**Instructions for the task:** All records should be reproduced verbatim.

**Records:**
══════
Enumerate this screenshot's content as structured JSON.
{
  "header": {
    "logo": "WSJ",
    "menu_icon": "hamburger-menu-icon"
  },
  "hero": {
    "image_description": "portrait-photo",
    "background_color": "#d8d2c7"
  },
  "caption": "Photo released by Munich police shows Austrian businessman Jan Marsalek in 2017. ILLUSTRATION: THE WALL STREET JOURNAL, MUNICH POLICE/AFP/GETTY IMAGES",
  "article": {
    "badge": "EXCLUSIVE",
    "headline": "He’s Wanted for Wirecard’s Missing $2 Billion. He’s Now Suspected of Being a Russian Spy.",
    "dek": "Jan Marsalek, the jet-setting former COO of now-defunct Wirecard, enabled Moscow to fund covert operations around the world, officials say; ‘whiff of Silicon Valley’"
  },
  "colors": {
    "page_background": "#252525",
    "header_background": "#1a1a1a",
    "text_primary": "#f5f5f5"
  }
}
══════
**Exercise response:**
Enumerate this screenshot's content as structured JSON.
{
  "header": {
    "logo": "WSJ",
    "menu_icon": "hamburger-menu-icon"
  },
  "hero": {
    "image_description": "portrait-photo",
    "background_color": "#d8d2c7"
  },
  "caption": "Photo released by Munich police shows Austrian businessman Jan Marsalek in 2017. ILLUSTRATION: THE WALL STREET JOURNAL, MUNICH POLICE/AFP/GETTY IMAGES",
  "article": {
    "badge": "EXCLUSIVE",
    "headline": "He’s Wanted for Wirecard’s Missing $2 Billion. He’s Now Suspected of Being a Russian Spy.",
    "dek": "Jan Marsalek, the jet-setting former COO of now-defunct Wirecard, enabled Moscow to fund covert operations around the world, officials say; ‘whiff of Silicon Valley’"
  },
  "colors": {
    "page_background": "#252525",
    "header_background": "#1a1a1a",
    "text_primary": "#f5f5f5"
  }
}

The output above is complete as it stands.